___ Records for this task ___

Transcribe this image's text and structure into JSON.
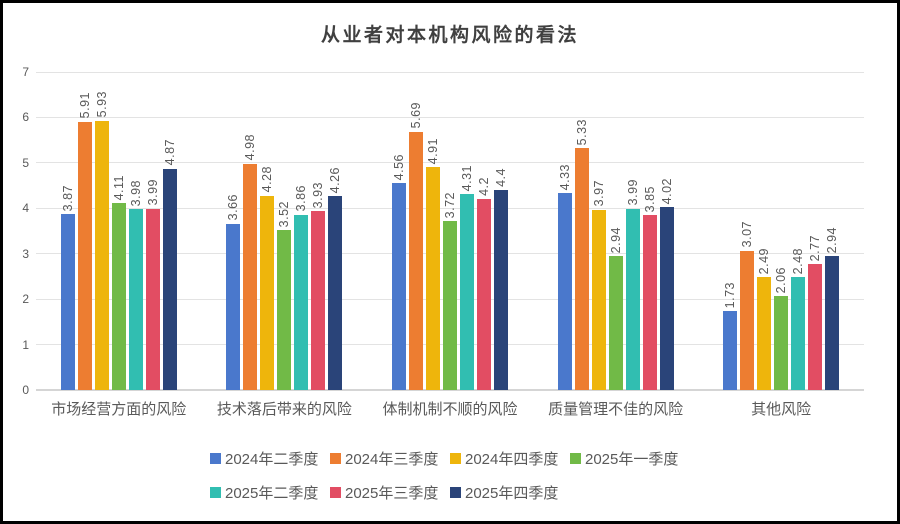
{
  "title": "从业者对本机构风险的看法",
  "chart_data": {
    "type": "bar",
    "title": "从业者对本机构风险的看法",
    "categories": [
      "市场经营方面的风险",
      "技术落后带来的风险",
      "体制机制不顺的风险",
      "质量管理不佳的风险",
      "其他风险"
    ],
    "series": [
      {
        "name": "2024年二季度",
        "color": "#4a78cc",
        "values": [
          3.87,
          3.66,
          4.56,
          4.33,
          1.73
        ]
      },
      {
        "name": "2024年三季度",
        "color": "#ed7d31",
        "values": [
          5.91,
          4.98,
          5.69,
          5.33,
          3.07
        ]
      },
      {
        "name": "2024年四季度",
        "color": "#eeb50c",
        "values": [
          5.93,
          4.28,
          4.91,
          3.97,
          2.49
        ]
      },
      {
        "name": "2025年一季度",
        "color": "#71ba47",
        "values": [
          4.11,
          3.52,
          3.72,
          2.94,
          2.06
        ]
      },
      {
        "name": "2025年二季度",
        "color": "#31beb1",
        "values": [
          3.98,
          3.86,
          4.31,
          3.99,
          2.48
        ]
      },
      {
        "name": "2025年三季度",
        "color": "#e24d63",
        "values": [
          3.99,
          3.93,
          4.2,
          3.85,
          2.77
        ]
      },
      {
        "name": "2025年四季度",
        "color": "#2a4479",
        "values": [
          4.87,
          4.26,
          4.4,
          4.02,
          2.94
        ]
      }
    ],
    "xlabel": "",
    "ylabel": "",
    "ylim": [
      0,
      7
    ],
    "yticks": [
      0,
      1,
      2,
      3,
      4,
      5,
      6,
      7
    ],
    "grid": true,
    "legend_position": "bottom",
    "legend_rows": [
      [
        0,
        1,
        2,
        3
      ],
      [
        4,
        5,
        6
      ]
    ],
    "data_labels": "rotated-vertical"
  }
}
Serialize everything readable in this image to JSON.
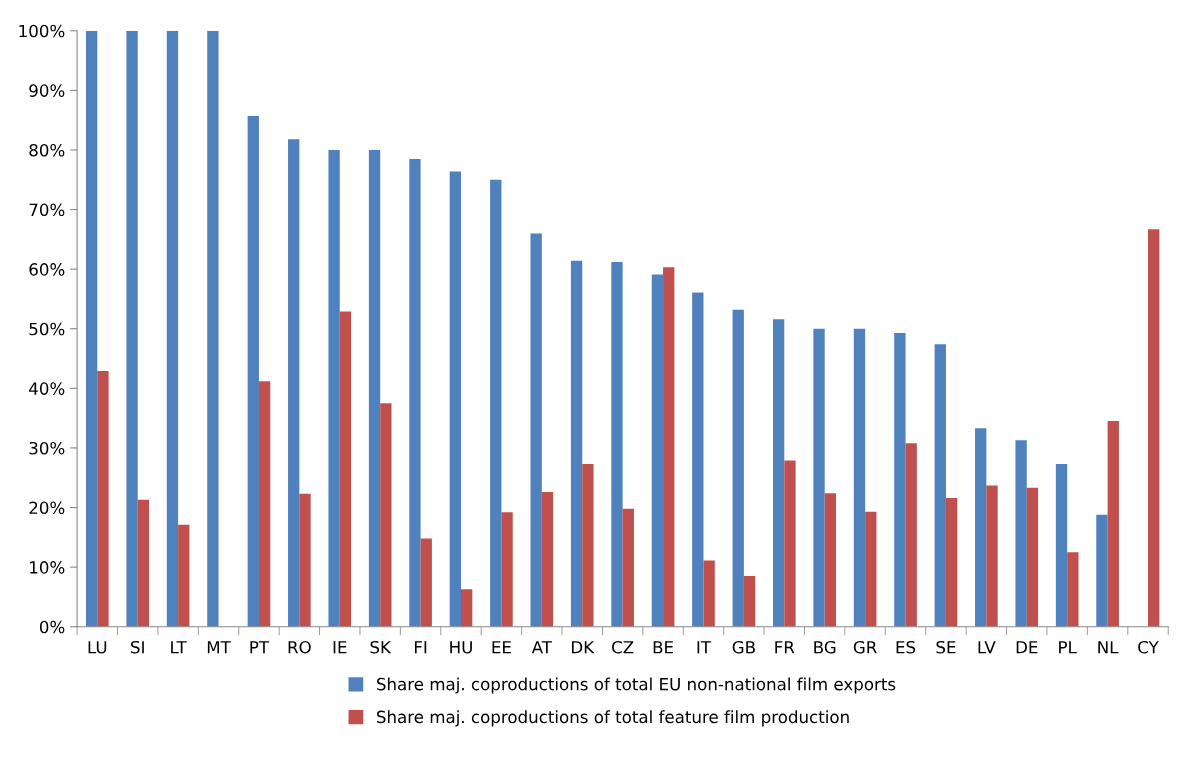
{
  "chart_data": {
    "type": "bar",
    "categories": [
      "LU",
      "SI",
      "LT",
      "MT",
      "PT",
      "RO",
      "IE",
      "SK",
      "FI",
      "HU",
      "EE",
      "AT",
      "DK",
      "CZ",
      "BE",
      "IT",
      "GB",
      "FR",
      "BG",
      "GR",
      "ES",
      "SE",
      "LV",
      "DE",
      "PL",
      "NL",
      "CY"
    ],
    "series": [
      {
        "name": "Share maj. coproductions of total EU non-national film exports",
        "color": "#4f81bd",
        "values": [
          100,
          100,
          100,
          100,
          85.7,
          81.8,
          80,
          80,
          78.5,
          76.4,
          75,
          66,
          61.4,
          61.2,
          59.1,
          56.1,
          53.2,
          51.6,
          50,
          50,
          49.3,
          47.4,
          33.3,
          31.3,
          27.3,
          18.8,
          null
        ]
      },
      {
        "name": "Share maj. coproductions of total feature film production",
        "color": "#c0504d",
        "values": [
          42.9,
          21.3,
          17.1,
          null,
          41.2,
          22.3,
          52.9,
          37.5,
          14.8,
          6.3,
          19.2,
          22.6,
          27.3,
          19.8,
          60.3,
          11.1,
          8.5,
          27.9,
          22.4,
          19.3,
          30.8,
          21.6,
          23.7,
          23.3,
          12.5,
          34.5,
          66.7
        ]
      }
    ],
    "ylim": [
      0,
      100
    ],
    "yticks": [
      {
        "value": 0,
        "label": "0%"
      },
      {
        "value": 10,
        "label": "10%"
      },
      {
        "value": 20,
        "label": "20%"
      },
      {
        "value": 30,
        "label": "30%"
      },
      {
        "value": 40,
        "label": "40%"
      },
      {
        "value": 50,
        "label": "50%"
      },
      {
        "value": 60,
        "label": "60%"
      },
      {
        "value": 70,
        "label": "70%"
      },
      {
        "value": 80,
        "label": "80%"
      },
      {
        "value": 90,
        "label": "90%"
      },
      {
        "value": 100,
        "label": "100%"
      }
    ],
    "grid": false,
    "legend": "bottom"
  }
}
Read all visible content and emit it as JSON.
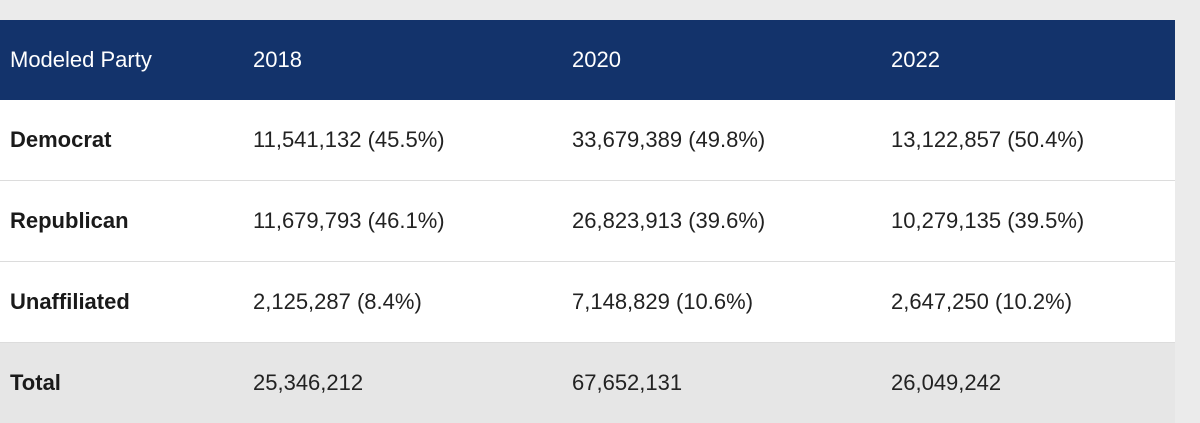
{
  "table": {
    "header": [
      "Modeled Party",
      "2018",
      "2020",
      "2022"
    ],
    "rows": [
      [
        "Democrat",
        "11,541,132 (45.5%)",
        "33,679,389 (49.8%)",
        "13,122,857 (50.4%)"
      ],
      [
        "Republican",
        "11,679,793 (46.1%)",
        "26,823,913 (39.6%)",
        "10,279,135 (39.5%)"
      ],
      [
        "Unaffiliated",
        "2,125,287 (8.4%)",
        "7,148,829 (10.6%)",
        "2,647,250 (10.2%)"
      ],
      [
        "Total",
        "25,346,212",
        "67,652,131",
        "26,049,242"
      ]
    ]
  }
}
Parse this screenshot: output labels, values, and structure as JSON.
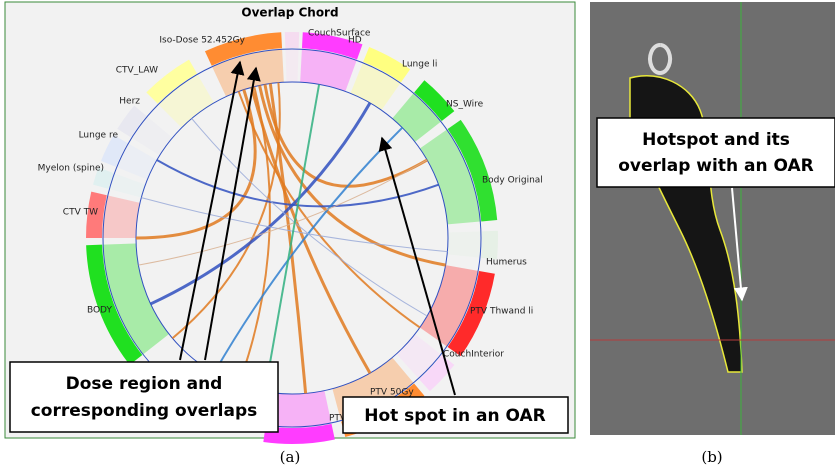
{
  "panel_a": {
    "title": "Overlap Chord",
    "segments": [
      "Iso-Dose 52.452Gy",
      "CouchSurface",
      "HD",
      "Lunge li",
      "NS_Wire",
      "Body Original",
      "Humerus",
      "PTV Thwand li",
      "CouchInterior",
      "PTV 50Gy",
      "PTV",
      "BODY",
      "CTV TW",
      "Myelon (spine)",
      "Lunge re",
      "Herz",
      "CTV_LAW"
    ],
    "callout_dose": [
      "Dose region and",
      "corresponding overlaps"
    ],
    "callout_hotspot": "Hot spot in an OAR",
    "caption": "(a)"
  },
  "panel_b": {
    "callout": [
      "Hotspot and its",
      "overlap with an OAR"
    ],
    "caption": "(b)"
  }
}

___

**What needs to be done**. Copy the data exactly. Any picture it contains is to be omitted.

**Answer to this task**.
Transcribe this image's text and structure into JSON.
{
  "title": "从业者对本机构风险的看法",
  "chart_data": {
    "type": "bar",
    "title": "从业者对本机构风险的看法",
    "categories": [
      "市场经营方面的风险",
      "技术落后带来的风险",
      "体制机制不顺的风险",
      "质量管理不佳的风险",
      "其他风险"
    ],
    "series": [
      {
        "name": "2024年二季度",
        "color": "#4a78cc",
        "values": [
          3.87,
          3.66,
          4.56,
          4.33,
          1.73
        ]
      },
      {
        "name": "2024年三季度",
        "color": "#ed7d31",
        "values": [
          5.91,
          4.98,
          5.69,
          5.33,
          3.07
        ]
      },
      {
        "name": "2024年四季度",
        "color": "#eeb50c",
        "values": [
          5.93,
          4.28,
          4.91,
          3.97,
          2.49
        ]
      },
      {
        "name": "2025年一季度",
        "color": "#71ba47",
        "values": [
          4.11,
          3.52,
          3.72,
          2.94,
          2.06
        ]
      },
      {
        "name": "2025年二季度",
        "color": "#31beb1",
        "values": [
          3.98,
          3.86,
          4.31,
          3.99,
          2.48
        ]
      },
      {
        "name": "2025年三季度",
        "color": "#e24d63",
        "values": [
          3.99,
          3.93,
          4.2,
          3.85,
          2.77
        ]
      },
      {
        "name": "2025年四季度",
        "color": "#2a4479",
        "values": [
          4.87,
          4.26,
          4.4,
          4.02,
          2.94
        ]
      }
    ],
    "xlabel": "",
    "ylabel": "",
    "ylim": [
      0,
      7
    ],
    "yticks": [
      0,
      1,
      2,
      3,
      4,
      5,
      6,
      7
    ],
    "grid": true,
    "legend_position": "bottom",
    "legend_rows": [
      [
        0,
        1,
        2,
        3
      ],
      [
        4,
        5,
        6
      ]
    ],
    "data_labels": "rotated-vertical"
  }
}
Serialize everything readable in this image to JSON.
{
  "chart_data": {
    "type": "bar",
    "categories": [
      "LU",
      "SI",
      "LT",
      "MT",
      "PT",
      "RO",
      "IE",
      "SK",
      "FI",
      "HU",
      "EE",
      "AT",
      "DK",
      "CZ",
      "BE",
      "IT",
      "GB",
      "FR",
      "BG",
      "GR",
      "ES",
      "SE",
      "LV",
      "DE",
      "PL",
      "NL",
      "CY"
    ],
    "series": [
      {
        "name": "Share maj. coproductions of total EU non-national film exports",
        "color": "#4f81bd",
        "values": [
          100,
          100,
          100,
          100,
          85.7,
          81.8,
          80,
          80,
          78.5,
          76.4,
          75,
          66,
          61.4,
          61.2,
          59.1,
          56.1,
          53.2,
          51.6,
          50,
          50,
          49.3,
          47.4,
          33.3,
          31.3,
          27.3,
          18.8,
          null
        ]
      },
      {
        "name": "Share maj. coproductions of total feature film production",
        "color": "#c0504d",
        "values": [
          42.9,
          21.3,
          17.1,
          null,
          41.2,
          22.3,
          52.9,
          37.5,
          14.8,
          6.3,
          19.2,
          22.6,
          27.3,
          19.8,
          60.3,
          11.1,
          8.5,
          27.9,
          22.4,
          19.3,
          30.8,
          21.6,
          23.7,
          23.3,
          12.5,
          34.5,
          66.7
        ]
      }
    ],
    "ylim": [
      0,
      100
    ],
    "yticks": [
      {
        "value": 0,
        "label": "0%"
      },
      {
        "value": 10,
        "label": "10%"
      },
      {
        "value": 20,
        "label": "20%"
      },
      {
        "value": 30,
        "label": "30%"
      },
      {
        "value": 40,
        "label": "40%"
      },
      {
        "value": 50,
        "label": "50%"
      },
      {
        "value": 60,
        "label": "60%"
      },
      {
        "value": 70,
        "label": "70%"
      },
      {
        "value": 80,
        "label": "80%"
      },
      {
        "value": 90,
        "label": "90%"
      },
      {
        "value": 100,
        "label": "100%"
      }
    ],
    "grid": false,
    "legend": "bottom"
  }
}
Read all visible content and emit it as JSON.
{
  "table": {
    "header": [
      "Modeled Party",
      "2018",
      "2020",
      "2022"
    ],
    "rows": [
      [
        "Democrat",
        "11,541,132 (45.5%)",
        "33,679,389 (49.8%)",
        "13,122,857 (50.4%)"
      ],
      [
        "Republican",
        "11,679,793 (46.1%)",
        "26,823,913 (39.6%)",
        "10,279,135 (39.5%)"
      ],
      [
        "Unaffiliated",
        "2,125,287 (8.4%)",
        "7,148,829 (10.6%)",
        "2,647,250 (10.2%)"
      ],
      [
        "Total",
        "25,346,212",
        "67,652,131",
        "26,049,242"
      ]
    ]
  }
}
Parse this screenshot: output labels, values, and structure as JSON.
{
  "panel_a": {
    "title": "Overlap Chord",
    "segments": [
      "Iso-Dose 52.452Gy",
      "CouchSurface",
      "HD",
      "Lunge li",
      "NS_Wire",
      "Body Original",
      "Humerus",
      "PTV Thwand li",
      "CouchInterior",
      "PTV 50Gy",
      "PTV",
      "BODY",
      "CTV TW",
      "Myelon (spine)",
      "Lunge re",
      "Herz",
      "CTV_LAW"
    ],
    "callout_dose": [
      "Dose region and",
      "corresponding overlaps"
    ],
    "callout_hotspot": "Hot spot in an OAR",
    "caption": "(a)"
  },
  "panel_b": {
    "callout": [
      "Hotspot and its",
      "overlap with an OAR"
    ],
    "caption": "(b)"
  }
}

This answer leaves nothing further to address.